==== Exercise data

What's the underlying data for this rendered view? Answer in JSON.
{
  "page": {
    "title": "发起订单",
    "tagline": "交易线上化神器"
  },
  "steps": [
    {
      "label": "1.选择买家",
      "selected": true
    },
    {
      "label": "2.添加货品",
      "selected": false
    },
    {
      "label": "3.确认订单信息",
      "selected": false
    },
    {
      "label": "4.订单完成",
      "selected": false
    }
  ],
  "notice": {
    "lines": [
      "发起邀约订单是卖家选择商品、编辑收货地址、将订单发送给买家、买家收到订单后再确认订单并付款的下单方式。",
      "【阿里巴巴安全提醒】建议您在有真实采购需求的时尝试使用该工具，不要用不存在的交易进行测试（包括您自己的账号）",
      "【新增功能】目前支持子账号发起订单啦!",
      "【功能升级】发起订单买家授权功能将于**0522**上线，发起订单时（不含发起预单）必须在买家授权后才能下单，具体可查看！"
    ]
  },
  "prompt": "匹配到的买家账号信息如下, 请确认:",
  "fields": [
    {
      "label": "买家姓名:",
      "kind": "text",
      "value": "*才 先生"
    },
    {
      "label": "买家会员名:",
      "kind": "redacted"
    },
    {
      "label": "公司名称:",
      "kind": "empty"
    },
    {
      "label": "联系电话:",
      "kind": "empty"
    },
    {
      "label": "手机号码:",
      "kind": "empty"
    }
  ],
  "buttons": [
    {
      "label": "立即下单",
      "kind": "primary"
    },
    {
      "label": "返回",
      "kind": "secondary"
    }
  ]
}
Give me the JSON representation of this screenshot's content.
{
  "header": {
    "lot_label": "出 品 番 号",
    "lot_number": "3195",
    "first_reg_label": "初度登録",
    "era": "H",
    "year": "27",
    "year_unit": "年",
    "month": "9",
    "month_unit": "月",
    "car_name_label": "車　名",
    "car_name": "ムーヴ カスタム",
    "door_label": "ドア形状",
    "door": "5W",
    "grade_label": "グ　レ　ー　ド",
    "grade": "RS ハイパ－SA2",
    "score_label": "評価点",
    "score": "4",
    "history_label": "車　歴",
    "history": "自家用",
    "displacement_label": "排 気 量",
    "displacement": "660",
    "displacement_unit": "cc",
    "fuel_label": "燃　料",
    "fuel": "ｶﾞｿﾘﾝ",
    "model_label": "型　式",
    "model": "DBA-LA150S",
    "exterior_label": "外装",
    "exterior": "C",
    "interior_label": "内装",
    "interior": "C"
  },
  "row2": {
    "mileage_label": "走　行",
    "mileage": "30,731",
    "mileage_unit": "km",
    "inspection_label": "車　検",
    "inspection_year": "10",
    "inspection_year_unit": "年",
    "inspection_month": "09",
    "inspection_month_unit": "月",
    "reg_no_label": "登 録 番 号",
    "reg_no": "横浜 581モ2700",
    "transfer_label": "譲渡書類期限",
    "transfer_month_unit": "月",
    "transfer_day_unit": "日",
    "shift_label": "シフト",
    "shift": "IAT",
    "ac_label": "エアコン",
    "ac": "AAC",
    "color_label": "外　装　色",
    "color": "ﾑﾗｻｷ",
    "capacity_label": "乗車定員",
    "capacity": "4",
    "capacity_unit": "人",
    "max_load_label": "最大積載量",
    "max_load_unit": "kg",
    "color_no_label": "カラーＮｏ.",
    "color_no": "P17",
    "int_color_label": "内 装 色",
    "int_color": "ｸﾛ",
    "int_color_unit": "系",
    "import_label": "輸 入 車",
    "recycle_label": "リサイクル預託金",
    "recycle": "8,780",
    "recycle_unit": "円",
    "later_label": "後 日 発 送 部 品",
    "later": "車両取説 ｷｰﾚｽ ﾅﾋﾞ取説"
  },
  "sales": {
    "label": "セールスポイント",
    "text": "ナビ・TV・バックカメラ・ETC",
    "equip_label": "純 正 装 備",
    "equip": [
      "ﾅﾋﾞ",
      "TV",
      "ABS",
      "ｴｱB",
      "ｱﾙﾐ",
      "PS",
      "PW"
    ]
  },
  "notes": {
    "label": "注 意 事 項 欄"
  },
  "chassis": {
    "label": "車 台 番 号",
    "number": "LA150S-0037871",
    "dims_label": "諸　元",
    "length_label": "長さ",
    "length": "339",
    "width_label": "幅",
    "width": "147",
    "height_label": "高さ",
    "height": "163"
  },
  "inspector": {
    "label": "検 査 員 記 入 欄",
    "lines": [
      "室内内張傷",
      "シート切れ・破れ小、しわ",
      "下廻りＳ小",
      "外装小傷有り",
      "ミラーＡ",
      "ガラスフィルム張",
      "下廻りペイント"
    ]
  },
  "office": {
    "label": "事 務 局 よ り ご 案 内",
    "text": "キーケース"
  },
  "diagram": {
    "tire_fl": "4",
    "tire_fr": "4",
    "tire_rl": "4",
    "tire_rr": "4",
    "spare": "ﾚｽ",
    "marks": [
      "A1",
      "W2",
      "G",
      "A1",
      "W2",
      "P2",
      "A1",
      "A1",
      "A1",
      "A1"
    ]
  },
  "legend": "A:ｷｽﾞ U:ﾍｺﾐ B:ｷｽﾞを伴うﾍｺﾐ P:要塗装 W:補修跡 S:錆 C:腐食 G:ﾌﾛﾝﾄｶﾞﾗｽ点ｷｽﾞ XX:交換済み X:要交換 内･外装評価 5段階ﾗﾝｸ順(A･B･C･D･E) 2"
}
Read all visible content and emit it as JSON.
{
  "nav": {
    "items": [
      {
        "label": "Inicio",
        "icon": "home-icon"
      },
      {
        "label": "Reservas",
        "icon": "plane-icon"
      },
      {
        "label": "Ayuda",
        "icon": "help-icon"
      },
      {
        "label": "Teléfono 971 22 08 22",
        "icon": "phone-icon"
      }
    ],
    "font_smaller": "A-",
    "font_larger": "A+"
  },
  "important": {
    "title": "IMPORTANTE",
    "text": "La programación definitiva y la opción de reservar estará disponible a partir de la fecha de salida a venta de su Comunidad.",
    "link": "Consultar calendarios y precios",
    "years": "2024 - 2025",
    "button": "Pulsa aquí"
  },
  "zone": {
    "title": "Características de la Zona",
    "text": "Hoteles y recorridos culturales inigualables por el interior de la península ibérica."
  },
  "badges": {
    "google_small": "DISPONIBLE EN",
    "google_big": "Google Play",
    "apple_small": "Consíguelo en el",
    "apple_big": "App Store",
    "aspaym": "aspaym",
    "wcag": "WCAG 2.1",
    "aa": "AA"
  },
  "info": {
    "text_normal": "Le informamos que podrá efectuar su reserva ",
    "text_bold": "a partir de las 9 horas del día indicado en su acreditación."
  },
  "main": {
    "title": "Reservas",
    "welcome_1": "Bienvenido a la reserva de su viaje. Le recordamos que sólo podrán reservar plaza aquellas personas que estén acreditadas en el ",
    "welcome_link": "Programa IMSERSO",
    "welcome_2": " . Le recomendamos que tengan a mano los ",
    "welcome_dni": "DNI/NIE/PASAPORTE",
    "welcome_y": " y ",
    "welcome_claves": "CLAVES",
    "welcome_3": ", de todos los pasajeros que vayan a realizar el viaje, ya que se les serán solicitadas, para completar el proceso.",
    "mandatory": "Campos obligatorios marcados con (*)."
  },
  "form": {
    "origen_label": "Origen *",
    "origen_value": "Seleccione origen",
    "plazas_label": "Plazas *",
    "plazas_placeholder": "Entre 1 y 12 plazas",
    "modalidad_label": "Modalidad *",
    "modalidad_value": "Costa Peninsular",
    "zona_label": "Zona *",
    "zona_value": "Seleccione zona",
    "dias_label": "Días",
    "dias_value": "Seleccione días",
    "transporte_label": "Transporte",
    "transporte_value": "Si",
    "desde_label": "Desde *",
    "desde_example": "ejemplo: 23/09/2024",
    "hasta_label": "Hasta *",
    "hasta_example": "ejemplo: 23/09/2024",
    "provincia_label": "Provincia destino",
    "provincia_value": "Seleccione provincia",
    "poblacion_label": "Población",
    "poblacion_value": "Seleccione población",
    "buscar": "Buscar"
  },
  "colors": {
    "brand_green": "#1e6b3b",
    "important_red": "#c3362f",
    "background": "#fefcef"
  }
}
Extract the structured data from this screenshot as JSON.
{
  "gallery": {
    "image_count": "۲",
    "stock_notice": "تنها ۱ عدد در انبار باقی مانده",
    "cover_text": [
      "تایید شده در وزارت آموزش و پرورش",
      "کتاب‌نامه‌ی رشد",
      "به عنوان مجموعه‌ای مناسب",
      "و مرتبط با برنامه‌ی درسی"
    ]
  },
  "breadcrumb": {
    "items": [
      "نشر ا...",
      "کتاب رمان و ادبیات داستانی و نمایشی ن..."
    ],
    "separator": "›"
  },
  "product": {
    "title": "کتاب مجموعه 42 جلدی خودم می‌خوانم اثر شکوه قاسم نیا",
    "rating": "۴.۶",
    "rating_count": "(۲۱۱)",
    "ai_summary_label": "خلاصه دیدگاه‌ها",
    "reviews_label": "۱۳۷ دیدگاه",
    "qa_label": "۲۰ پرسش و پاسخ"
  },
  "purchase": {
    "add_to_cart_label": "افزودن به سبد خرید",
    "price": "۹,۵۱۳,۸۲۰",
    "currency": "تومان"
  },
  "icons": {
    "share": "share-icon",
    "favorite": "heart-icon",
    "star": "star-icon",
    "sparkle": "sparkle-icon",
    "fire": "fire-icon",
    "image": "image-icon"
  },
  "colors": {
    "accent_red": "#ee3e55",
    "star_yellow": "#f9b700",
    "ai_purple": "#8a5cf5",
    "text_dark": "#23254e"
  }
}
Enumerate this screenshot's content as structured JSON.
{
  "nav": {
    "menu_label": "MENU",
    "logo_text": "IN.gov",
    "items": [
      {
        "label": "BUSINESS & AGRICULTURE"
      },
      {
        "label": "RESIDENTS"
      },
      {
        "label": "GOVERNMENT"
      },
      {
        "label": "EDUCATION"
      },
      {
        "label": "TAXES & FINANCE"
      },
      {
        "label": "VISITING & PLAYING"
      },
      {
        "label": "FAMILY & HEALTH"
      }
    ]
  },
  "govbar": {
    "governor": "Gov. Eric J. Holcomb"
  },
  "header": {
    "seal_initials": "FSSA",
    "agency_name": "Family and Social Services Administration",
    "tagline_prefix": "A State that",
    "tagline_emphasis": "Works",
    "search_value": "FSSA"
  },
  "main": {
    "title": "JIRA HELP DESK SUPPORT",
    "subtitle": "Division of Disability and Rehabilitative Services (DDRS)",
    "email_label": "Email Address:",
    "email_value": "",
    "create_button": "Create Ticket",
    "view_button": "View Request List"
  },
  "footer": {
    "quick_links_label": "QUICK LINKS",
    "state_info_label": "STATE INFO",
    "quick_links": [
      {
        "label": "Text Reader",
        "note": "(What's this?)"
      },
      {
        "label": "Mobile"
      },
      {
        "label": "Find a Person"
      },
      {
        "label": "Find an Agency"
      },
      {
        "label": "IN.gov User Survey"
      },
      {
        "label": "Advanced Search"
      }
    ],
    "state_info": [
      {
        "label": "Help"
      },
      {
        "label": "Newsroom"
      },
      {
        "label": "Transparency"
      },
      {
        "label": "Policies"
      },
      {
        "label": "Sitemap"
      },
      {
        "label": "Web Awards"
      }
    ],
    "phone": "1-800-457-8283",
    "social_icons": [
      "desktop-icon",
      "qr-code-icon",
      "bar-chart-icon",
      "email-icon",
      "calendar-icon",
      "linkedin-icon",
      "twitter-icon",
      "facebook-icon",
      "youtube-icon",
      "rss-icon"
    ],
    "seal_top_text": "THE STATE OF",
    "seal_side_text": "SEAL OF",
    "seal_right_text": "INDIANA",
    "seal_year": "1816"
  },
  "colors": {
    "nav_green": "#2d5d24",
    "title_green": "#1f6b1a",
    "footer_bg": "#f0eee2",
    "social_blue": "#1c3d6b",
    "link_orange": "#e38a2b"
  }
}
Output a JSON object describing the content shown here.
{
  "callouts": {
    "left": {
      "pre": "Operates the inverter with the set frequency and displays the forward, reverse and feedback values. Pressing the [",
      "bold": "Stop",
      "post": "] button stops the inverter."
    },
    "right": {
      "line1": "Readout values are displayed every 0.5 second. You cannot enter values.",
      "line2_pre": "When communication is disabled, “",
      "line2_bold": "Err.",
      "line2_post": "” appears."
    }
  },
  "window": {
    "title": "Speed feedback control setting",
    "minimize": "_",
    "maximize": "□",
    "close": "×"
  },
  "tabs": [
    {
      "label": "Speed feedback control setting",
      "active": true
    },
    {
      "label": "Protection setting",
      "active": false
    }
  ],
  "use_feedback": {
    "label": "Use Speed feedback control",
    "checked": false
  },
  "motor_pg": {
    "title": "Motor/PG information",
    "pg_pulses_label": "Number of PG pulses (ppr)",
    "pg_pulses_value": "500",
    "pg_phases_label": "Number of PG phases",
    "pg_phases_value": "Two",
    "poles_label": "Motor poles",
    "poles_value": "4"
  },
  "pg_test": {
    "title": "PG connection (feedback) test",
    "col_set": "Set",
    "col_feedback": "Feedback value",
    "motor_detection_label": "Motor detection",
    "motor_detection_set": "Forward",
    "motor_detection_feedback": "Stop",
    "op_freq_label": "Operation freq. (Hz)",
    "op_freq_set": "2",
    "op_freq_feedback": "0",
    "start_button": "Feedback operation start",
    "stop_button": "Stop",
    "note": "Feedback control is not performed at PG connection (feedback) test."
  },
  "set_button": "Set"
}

========

Find all the lines containing "کتاب" in the material, then copy them.

      "کتاب‌نامه‌ی رشد",
      "کتاب رمان و ادبیات داستانی و نمایشی ن..."
    "title": "کتاب مجموعه 42 جلدی خودم می‌خوانم اثر شکوه قاسم نیا",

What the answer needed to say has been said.